LISTED RECORDS -

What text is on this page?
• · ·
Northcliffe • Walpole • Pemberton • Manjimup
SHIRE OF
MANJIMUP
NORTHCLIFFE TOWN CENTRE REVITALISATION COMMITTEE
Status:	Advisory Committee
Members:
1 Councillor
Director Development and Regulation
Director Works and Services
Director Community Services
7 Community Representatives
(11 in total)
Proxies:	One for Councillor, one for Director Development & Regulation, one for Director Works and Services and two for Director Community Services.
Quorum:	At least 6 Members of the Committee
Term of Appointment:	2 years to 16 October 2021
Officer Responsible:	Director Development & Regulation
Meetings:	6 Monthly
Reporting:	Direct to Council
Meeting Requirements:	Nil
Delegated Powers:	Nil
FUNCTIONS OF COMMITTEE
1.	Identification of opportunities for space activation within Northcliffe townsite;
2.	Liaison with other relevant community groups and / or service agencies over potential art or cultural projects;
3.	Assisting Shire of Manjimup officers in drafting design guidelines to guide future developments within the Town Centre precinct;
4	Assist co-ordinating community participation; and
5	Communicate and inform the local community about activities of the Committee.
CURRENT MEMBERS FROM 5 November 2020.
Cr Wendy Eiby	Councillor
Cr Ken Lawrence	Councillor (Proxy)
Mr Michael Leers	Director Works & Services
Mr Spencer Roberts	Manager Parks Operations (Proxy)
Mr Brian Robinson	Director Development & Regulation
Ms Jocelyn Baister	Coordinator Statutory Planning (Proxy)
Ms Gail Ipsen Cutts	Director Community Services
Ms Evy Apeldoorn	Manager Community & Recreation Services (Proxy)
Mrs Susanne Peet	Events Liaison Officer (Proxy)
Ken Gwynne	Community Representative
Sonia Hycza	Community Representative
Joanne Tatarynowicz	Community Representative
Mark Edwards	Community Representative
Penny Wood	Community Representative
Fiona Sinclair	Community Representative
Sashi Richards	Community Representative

==

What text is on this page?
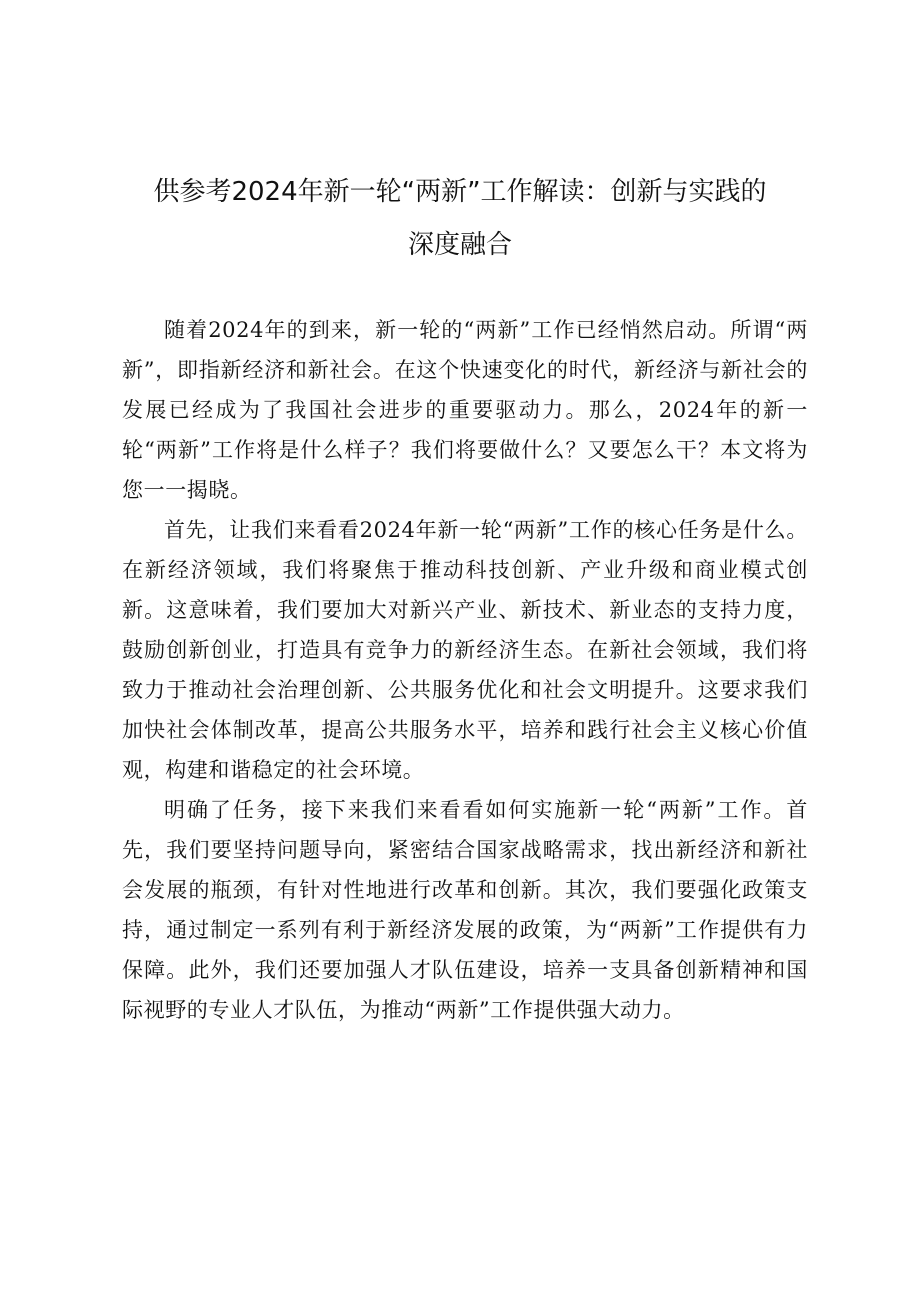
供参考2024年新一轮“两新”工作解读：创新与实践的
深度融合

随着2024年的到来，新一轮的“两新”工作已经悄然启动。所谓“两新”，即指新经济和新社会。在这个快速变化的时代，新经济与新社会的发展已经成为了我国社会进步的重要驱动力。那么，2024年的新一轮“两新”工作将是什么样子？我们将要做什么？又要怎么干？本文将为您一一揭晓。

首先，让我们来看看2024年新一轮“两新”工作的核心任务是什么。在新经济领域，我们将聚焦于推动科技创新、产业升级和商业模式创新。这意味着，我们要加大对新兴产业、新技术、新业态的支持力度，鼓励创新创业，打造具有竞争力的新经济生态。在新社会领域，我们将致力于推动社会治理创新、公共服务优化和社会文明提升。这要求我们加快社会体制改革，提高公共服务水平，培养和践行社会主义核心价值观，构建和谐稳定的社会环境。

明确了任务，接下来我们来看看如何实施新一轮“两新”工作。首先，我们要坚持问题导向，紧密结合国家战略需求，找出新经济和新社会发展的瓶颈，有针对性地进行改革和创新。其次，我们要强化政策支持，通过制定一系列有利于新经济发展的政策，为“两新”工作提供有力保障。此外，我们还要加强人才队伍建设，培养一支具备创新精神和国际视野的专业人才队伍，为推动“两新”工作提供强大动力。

PROBLEM DETAILS -
Copy out every line where the word "Services" occurs.

TASK RESPONSE -
Director Works and Services
Director Community Services
Proxies:	One for Councillor, one for Director Development & Regulation, one for Director Works and Services and two for Director Community Services.
Mr Michael Leers	Director Works & Services
Ms Gail Ipsen Cutts	Director Community Services
Ms Evy Apeldoorn	Manager Community & Recreation Services (Proxy)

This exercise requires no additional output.